Stated goal: Find the lines that include the string "frac" and report how many there are. Give no other text.

BEGIN Data for this task

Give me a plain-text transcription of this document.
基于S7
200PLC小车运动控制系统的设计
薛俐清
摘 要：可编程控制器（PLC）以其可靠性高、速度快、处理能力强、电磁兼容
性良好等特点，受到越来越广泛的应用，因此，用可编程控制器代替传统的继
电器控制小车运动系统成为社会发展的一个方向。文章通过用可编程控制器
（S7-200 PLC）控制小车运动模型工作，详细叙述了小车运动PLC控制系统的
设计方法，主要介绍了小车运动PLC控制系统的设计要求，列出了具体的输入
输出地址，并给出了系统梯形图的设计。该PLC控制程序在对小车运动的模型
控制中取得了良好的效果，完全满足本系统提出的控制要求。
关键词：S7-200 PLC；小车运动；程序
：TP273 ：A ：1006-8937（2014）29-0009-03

END Data for this task
BEGIN Data for this task

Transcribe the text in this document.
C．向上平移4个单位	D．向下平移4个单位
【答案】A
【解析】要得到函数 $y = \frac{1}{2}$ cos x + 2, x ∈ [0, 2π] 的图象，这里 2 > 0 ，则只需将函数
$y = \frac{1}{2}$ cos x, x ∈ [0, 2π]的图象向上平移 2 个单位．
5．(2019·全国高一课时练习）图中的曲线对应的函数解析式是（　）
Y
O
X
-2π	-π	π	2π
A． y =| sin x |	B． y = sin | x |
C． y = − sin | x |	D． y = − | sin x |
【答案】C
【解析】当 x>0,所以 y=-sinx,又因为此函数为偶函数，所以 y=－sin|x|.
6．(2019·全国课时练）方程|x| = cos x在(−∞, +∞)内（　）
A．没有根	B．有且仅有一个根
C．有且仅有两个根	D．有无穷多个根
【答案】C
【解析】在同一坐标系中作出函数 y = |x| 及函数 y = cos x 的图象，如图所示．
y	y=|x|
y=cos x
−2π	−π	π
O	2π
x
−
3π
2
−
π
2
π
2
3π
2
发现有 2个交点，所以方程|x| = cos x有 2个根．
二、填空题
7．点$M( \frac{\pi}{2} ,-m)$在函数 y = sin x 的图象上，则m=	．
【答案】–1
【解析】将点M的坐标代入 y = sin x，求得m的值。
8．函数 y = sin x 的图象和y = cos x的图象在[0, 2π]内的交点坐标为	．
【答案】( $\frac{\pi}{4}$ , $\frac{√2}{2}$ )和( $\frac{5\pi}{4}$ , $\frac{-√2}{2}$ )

END Data for this task

The solution: 4